[START OF RECORDS FOR THIS EXERCISE]

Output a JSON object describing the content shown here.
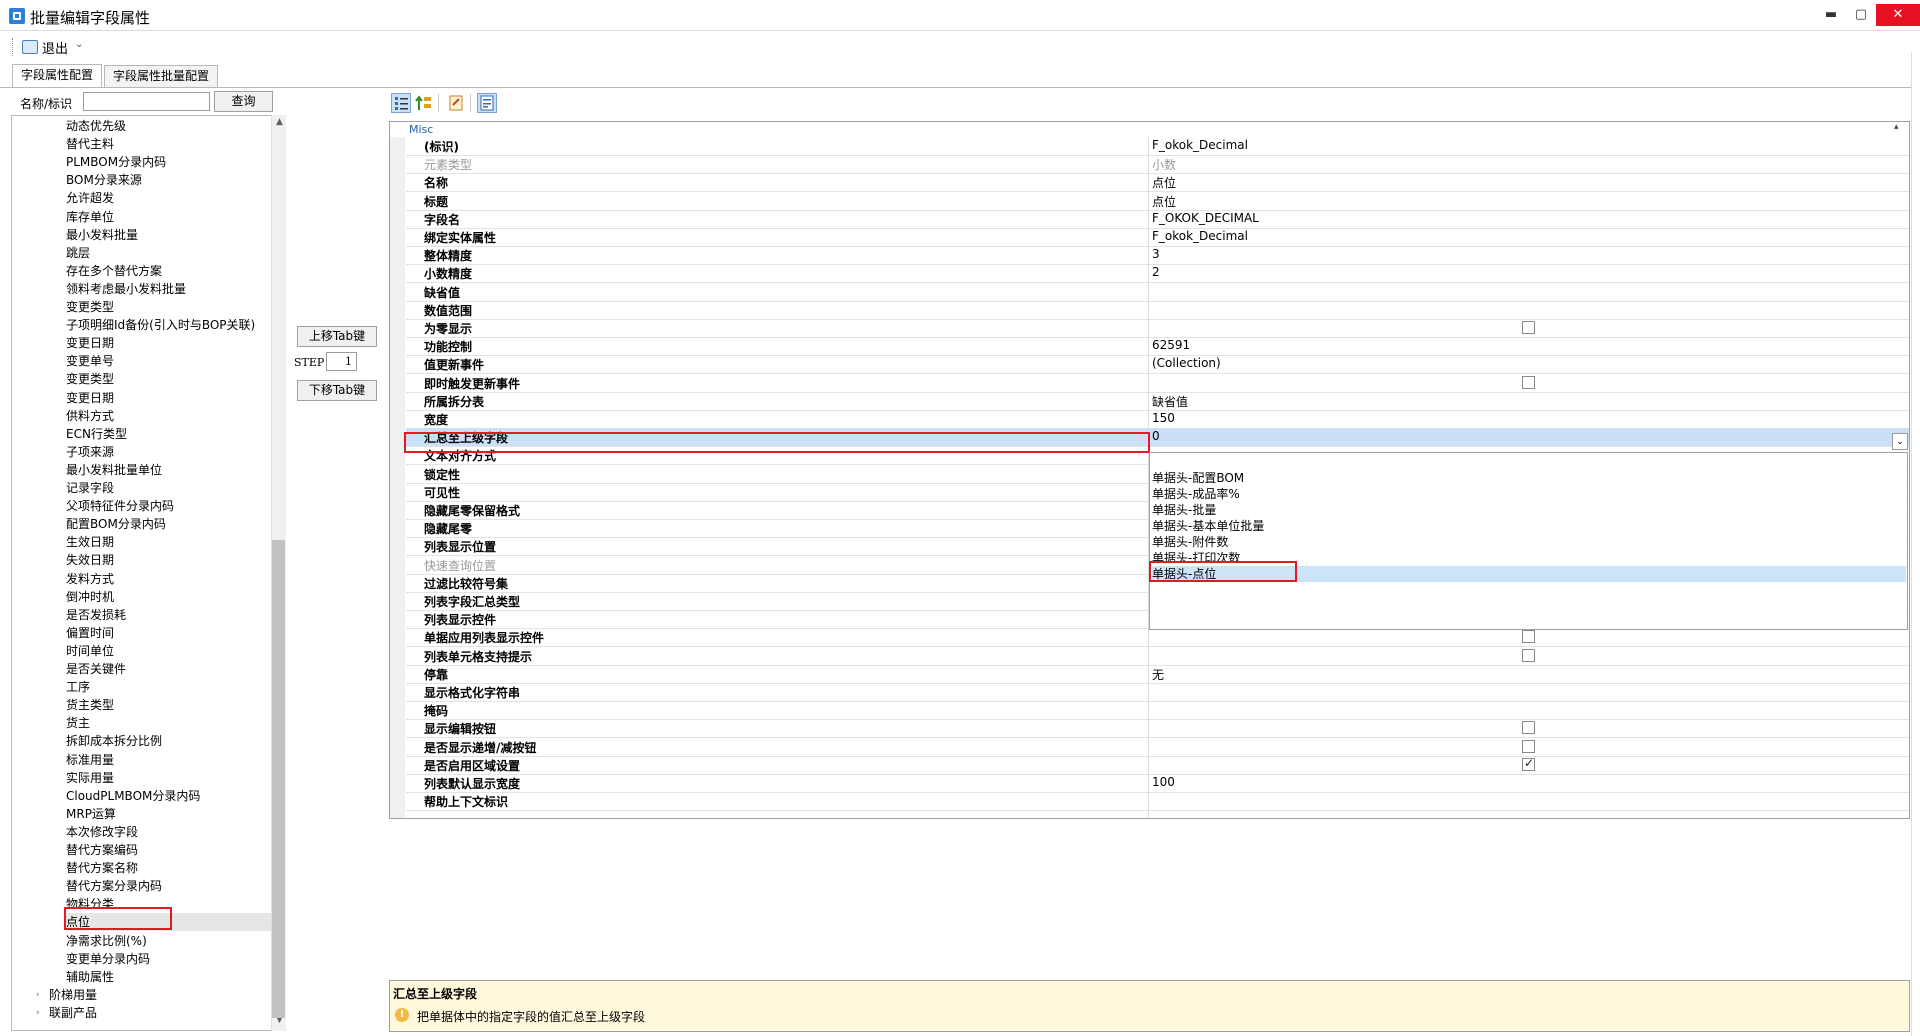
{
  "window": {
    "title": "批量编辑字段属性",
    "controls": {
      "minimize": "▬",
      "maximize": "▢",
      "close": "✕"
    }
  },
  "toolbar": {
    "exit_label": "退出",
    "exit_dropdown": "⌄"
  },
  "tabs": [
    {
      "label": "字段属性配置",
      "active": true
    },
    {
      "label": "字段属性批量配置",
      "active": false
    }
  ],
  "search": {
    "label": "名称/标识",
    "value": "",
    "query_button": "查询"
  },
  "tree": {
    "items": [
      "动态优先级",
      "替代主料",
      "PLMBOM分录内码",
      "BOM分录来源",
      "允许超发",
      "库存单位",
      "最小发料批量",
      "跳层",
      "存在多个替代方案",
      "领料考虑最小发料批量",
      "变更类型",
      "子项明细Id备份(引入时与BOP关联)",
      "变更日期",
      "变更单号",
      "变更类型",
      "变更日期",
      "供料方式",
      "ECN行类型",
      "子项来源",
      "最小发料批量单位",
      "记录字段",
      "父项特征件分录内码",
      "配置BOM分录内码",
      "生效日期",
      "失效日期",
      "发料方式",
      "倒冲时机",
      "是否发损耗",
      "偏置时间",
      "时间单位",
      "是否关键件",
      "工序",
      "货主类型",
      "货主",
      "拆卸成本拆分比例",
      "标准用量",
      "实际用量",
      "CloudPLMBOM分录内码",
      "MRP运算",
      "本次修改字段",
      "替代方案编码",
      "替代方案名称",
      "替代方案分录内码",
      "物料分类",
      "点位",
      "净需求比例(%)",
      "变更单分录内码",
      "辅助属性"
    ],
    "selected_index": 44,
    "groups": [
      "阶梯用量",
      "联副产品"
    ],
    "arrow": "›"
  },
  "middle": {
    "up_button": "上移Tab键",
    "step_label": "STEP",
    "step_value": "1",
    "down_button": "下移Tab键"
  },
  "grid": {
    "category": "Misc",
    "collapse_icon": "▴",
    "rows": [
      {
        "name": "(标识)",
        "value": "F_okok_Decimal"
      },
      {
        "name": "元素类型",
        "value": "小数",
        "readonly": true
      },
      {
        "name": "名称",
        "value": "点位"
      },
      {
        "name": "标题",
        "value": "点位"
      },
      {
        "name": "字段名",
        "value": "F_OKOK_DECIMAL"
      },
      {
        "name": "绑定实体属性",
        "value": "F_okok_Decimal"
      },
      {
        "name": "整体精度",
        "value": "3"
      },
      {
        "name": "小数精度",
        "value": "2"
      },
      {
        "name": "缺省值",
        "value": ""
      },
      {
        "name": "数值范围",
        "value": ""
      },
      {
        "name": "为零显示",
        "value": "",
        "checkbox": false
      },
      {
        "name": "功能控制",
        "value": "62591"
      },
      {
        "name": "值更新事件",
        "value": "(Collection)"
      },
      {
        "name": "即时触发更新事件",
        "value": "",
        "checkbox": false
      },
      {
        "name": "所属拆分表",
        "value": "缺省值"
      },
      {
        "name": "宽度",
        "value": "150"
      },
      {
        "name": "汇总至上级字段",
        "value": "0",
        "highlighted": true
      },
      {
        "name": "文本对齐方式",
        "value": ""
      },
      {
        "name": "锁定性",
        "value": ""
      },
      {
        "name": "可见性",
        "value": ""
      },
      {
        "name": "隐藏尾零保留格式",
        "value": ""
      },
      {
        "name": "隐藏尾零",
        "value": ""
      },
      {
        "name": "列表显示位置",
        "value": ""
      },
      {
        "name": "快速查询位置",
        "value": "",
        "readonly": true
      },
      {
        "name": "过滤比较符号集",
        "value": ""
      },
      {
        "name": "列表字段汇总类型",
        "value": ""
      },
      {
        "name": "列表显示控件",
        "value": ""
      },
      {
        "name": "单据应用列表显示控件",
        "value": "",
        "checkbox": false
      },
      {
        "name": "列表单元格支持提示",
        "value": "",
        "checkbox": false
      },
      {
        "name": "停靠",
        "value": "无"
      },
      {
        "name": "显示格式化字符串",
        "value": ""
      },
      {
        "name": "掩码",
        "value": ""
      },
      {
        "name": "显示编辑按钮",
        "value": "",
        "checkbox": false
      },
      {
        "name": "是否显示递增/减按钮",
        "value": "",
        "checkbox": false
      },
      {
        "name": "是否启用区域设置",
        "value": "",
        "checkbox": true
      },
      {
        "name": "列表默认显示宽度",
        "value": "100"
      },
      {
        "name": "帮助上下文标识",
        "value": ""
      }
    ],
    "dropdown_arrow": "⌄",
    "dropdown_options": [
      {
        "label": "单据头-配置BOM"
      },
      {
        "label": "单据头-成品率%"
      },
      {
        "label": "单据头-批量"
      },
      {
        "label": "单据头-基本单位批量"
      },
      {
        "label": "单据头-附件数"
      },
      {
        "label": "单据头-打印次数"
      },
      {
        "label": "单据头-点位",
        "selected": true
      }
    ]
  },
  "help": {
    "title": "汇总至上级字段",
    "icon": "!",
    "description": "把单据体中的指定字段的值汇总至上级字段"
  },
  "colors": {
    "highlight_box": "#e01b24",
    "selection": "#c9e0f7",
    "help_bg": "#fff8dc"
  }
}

[END OF RECORDS FOR THIS EXERCISE]

JOB: Repeat each entry exactly as given; no pictures belong in the copy.

WORKED SOLUTION:
Output a JSON object describing the content shown here.
{
  "window": {
    "title": "批量编辑字段属性",
    "controls": {
      "minimize": "▬",
      "maximize": "▢",
      "close": "✕"
    }
  },
  "toolbar": {
    "exit_label": "退出",
    "exit_dropdown": "⌄"
  },
  "tabs": [
    {
      "label": "字段属性配置",
      "active": true
    },
    {
      "label": "字段属性批量配置",
      "active": false
    }
  ],
  "search": {
    "label": "名称/标识",
    "value": "",
    "query_button": "查询"
  },
  "tree": {
    "items": [
      "动态优先级",
      "替代主料",
      "PLMBOM分录内码",
      "BOM分录来源",
      "允许超发",
      "库存单位",
      "最小发料批量",
      "跳层",
      "存在多个替代方案",
      "领料考虑最小发料批量",
      "变更类型",
      "子项明细Id备份(引入时与BOP关联)",
      "变更日期",
      "变更单号",
      "变更类型",
      "变更日期",
      "供料方式",
      "ECN行类型",
      "子项来源",
      "最小发料批量单位",
      "记录字段",
      "父项特征件分录内码",
      "配置BOM分录内码",
      "生效日期",
      "失效日期",
      "发料方式",
      "倒冲时机",
      "是否发损耗",
      "偏置时间",
      "时间单位",
      "是否关键件",
      "工序",
      "货主类型",
      "货主",
      "拆卸成本拆分比例",
      "标准用量",
      "实际用量",
      "CloudPLMBOM分录内码",
      "MRP运算",
      "本次修改字段",
      "替代方案编码",
      "替代方案名称",
      "替代方案分录内码",
      "物料分类",
      "点位",
      "净需求比例(%)",
      "变更单分录内码",
      "辅助属性"
    ],
    "selected_index": 44,
    "groups": [
      "阶梯用量",
      "联副产品"
    ],
    "arrow": "›"
  },
  "middle": {
    "up_button": "上移Tab键",
    "step_label": "STEP",
    "step_value": "1",
    "down_button": "下移Tab键"
  },
  "grid": {
    "category": "Misc",
    "collapse_icon": "▴",
    "rows": [
      {
        "name": "(标识)",
        "value": "F_okok_Decimal"
      },
      {
        "name": "元素类型",
        "value": "小数",
        "readonly": true
      },
      {
        "name": "名称",
        "value": "点位"
      },
      {
        "name": "标题",
        "value": "点位"
      },
      {
        "name": "字段名",
        "value": "F_OKOK_DECIMAL"
      },
      {
        "name": "绑定实体属性",
        "value": "F_okok_Decimal"
      },
      {
        "name": "整体精度",
        "value": "3"
      },
      {
        "name": "小数精度",
        "value": "2"
      },
      {
        "name": "缺省值",
        "value": ""
      },
      {
        "name": "数值范围",
        "value": ""
      },
      {
        "name": "为零显示",
        "value": "",
        "checkbox": false
      },
      {
        "name": "功能控制",
        "value": "62591"
      },
      {
        "name": "值更新事件",
        "value": "(Collection)"
      },
      {
        "name": "即时触发更新事件",
        "value": "",
        "checkbox": false
      },
      {
        "name": "所属拆分表",
        "value": "缺省值"
      },
      {
        "name": "宽度",
        "value": "150"
      },
      {
        "name": "汇总至上级字段",
        "value": "0",
        "highlighted": true
      },
      {
        "name": "文本对齐方式",
        "value": ""
      },
      {
        "name": "锁定性",
        "value": ""
      },
      {
        "name": "可见性",
        "value": ""
      },
      {
        "name": "隐藏尾零保留格式",
        "value": ""
      },
      {
        "name": "隐藏尾零",
        "value": ""
      },
      {
        "name": "列表显示位置",
        "value": ""
      },
      {
        "name": "快速查询位置",
        "value": "",
        "readonly": true
      },
      {
        "name": "过滤比较符号集",
        "value": ""
      },
      {
        "name": "列表字段汇总类型",
        "value": ""
      },
      {
        "name": "列表显示控件",
        "value": ""
      },
      {
        "name": "单据应用列表显示控件",
        "value": "",
        "checkbox": false
      },
      {
        "name": "列表单元格支持提示",
        "value": "",
        "checkbox": false
      },
      {
        "name": "停靠",
        "value": "无"
      },
      {
        "name": "显示格式化字符串",
        "value": ""
      },
      {
        "name": "掩码",
        "value": ""
      },
      {
        "name": "显示编辑按钮",
        "value": "",
        "checkbox": false
      },
      {
        "name": "是否显示递增/减按钮",
        "value": "",
        "checkbox": false
      },
      {
        "name": "是否启用区域设置",
        "value": "",
        "checkbox": true
      },
      {
        "name": "列表默认显示宽度",
        "value": "100"
      },
      {
        "name": "帮助上下文标识",
        "value": ""
      }
    ],
    "dropdown_arrow": "⌄",
    "dropdown_options": [
      {
        "label": "单据头-配置BOM"
      },
      {
        "label": "单据头-成品率%"
      },
      {
        "label": "单据头-批量"
      },
      {
        "label": "单据头-基本单位批量"
      },
      {
        "label": "单据头-附件数"
      },
      {
        "label": "单据头-打印次数"
      },
      {
        "label": "单据头-点位",
        "selected": true
      }
    ]
  },
  "help": {
    "title": "汇总至上级字段",
    "icon": "!",
    "description": "把单据体中的指定字段的值汇总至上级字段"
  },
  "colors": {
    "highlight_box": "#e01b24",
    "selection": "#c9e0f7",
    "help_bg": "#fff8dc"
  }
}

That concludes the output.